> **Task objective**
Below are the records; locate each line with the word "name" and copy it.

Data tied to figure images
:::

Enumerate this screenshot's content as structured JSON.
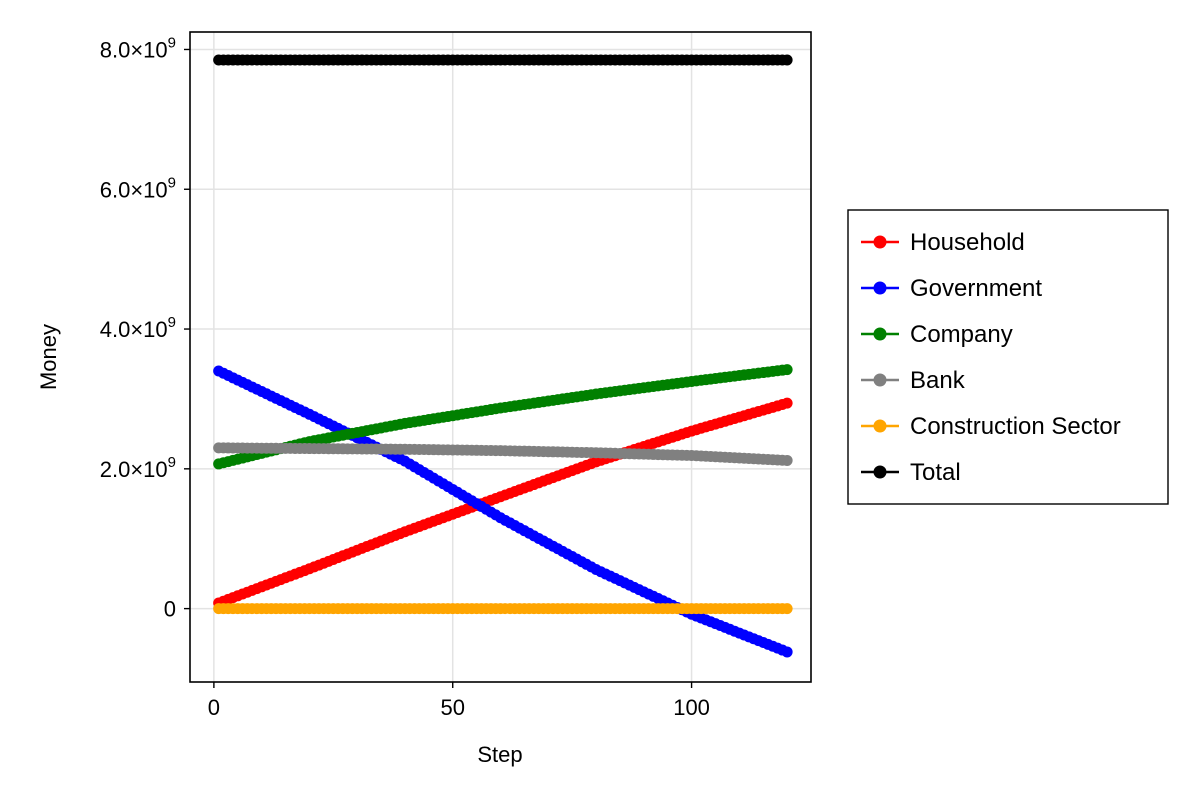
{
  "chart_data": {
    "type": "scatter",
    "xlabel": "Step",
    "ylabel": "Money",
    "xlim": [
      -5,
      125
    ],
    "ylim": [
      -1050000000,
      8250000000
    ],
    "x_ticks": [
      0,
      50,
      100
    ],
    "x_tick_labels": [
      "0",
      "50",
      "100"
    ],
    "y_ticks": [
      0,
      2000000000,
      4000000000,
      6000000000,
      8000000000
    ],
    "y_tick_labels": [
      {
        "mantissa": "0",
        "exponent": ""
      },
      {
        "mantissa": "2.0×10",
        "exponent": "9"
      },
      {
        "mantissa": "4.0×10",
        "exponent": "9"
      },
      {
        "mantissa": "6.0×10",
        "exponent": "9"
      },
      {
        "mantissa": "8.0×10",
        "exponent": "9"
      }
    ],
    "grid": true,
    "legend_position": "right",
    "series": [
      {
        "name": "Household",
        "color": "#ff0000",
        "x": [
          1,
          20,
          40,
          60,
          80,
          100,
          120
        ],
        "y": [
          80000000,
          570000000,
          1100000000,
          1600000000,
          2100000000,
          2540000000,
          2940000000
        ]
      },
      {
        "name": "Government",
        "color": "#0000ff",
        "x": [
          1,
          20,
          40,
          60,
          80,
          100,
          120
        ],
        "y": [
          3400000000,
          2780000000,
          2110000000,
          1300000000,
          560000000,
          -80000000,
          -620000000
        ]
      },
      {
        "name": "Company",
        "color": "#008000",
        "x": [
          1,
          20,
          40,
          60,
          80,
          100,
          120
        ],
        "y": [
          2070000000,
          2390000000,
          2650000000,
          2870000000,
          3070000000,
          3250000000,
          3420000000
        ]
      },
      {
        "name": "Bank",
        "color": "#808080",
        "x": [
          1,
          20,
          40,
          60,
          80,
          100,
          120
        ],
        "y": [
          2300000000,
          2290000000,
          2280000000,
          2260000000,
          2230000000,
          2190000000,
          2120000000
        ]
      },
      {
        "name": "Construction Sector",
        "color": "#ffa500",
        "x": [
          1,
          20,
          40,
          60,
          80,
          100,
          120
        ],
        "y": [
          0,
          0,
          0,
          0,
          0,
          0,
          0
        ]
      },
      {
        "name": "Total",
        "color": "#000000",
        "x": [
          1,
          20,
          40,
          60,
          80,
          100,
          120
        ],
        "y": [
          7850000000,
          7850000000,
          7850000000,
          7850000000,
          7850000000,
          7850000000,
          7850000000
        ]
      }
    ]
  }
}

:::

> **Finished task**
        "name": "Household",
        "name": "Government",
        "name": "Company",
        "name": "Bank",
        "name": "Construction Sector",
        "name": "Total",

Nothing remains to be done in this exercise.